[WHAT YOU SHOULD DO] Find each line with the string "Total" and report it.

(Data records)
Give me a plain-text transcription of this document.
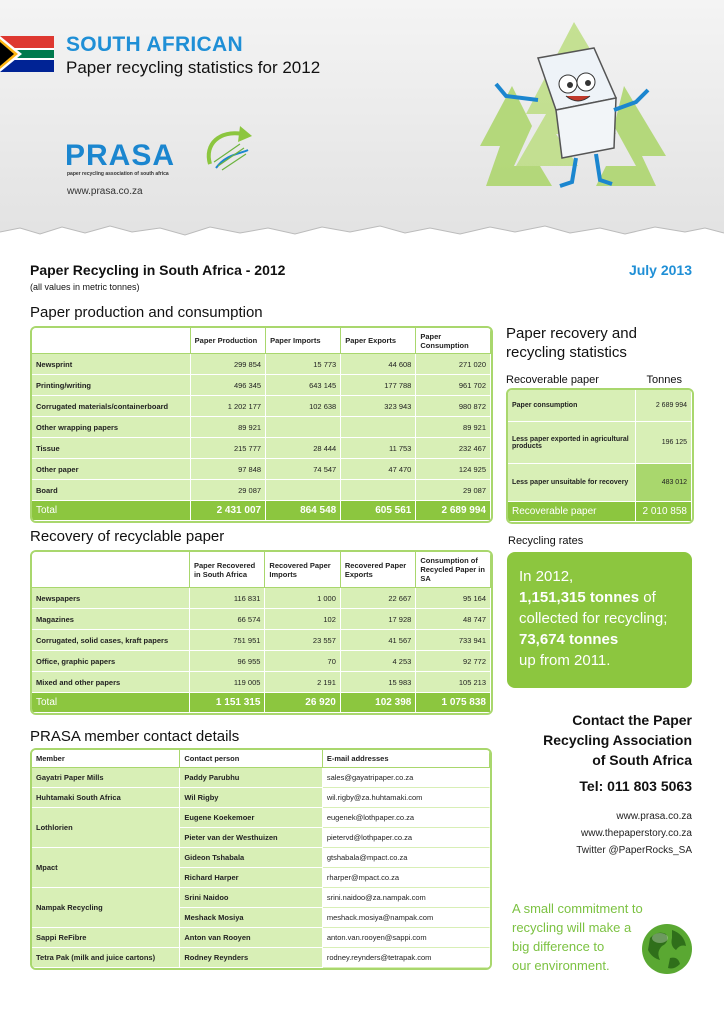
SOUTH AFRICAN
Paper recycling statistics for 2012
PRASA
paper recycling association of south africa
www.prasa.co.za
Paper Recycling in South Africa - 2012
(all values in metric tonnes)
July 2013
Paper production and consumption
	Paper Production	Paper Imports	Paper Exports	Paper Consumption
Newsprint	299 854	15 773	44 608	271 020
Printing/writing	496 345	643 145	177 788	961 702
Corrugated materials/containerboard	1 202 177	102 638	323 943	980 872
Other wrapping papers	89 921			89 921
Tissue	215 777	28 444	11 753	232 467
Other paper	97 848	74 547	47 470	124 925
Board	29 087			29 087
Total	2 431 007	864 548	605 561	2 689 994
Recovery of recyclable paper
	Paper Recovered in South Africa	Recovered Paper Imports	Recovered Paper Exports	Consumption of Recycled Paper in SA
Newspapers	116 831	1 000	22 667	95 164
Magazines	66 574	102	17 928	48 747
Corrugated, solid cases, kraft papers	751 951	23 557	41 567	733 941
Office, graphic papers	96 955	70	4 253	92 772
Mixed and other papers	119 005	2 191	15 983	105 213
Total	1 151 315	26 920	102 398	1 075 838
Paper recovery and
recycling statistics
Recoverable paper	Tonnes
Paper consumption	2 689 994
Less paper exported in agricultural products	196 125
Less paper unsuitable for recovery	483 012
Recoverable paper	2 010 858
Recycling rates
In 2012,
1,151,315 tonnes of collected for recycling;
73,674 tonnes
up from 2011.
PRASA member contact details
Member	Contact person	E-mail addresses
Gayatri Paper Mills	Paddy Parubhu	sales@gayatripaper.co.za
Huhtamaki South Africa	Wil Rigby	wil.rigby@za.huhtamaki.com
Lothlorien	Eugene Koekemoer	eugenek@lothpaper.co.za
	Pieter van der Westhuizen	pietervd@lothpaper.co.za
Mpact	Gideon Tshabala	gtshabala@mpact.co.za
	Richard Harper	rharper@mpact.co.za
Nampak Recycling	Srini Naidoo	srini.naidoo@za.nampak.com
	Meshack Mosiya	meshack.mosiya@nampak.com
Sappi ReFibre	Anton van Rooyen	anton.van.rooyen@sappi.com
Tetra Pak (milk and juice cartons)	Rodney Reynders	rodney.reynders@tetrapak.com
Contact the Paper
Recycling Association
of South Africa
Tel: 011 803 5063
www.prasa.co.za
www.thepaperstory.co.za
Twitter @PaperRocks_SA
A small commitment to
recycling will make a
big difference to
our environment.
--
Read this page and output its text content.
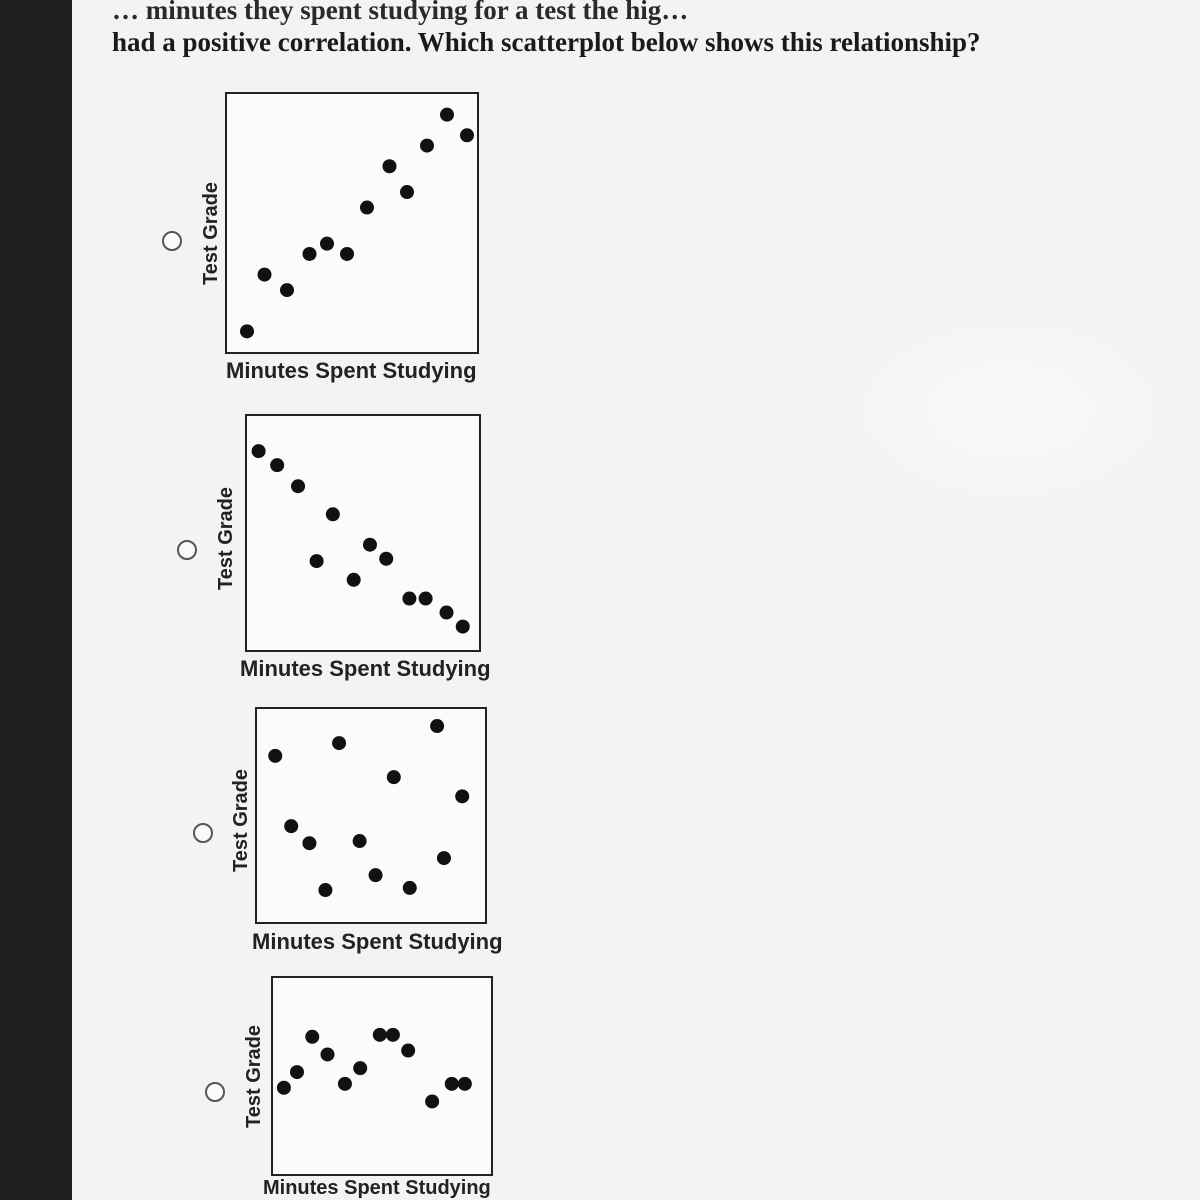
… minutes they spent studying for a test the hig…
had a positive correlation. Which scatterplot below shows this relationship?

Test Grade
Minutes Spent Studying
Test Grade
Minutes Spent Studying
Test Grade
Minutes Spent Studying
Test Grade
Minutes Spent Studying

[REPLY TO THE TASK]
Total	2 431 007	864 548	605 561	2 689 994
Total	1 151 315	26 920	102 398	1 075 838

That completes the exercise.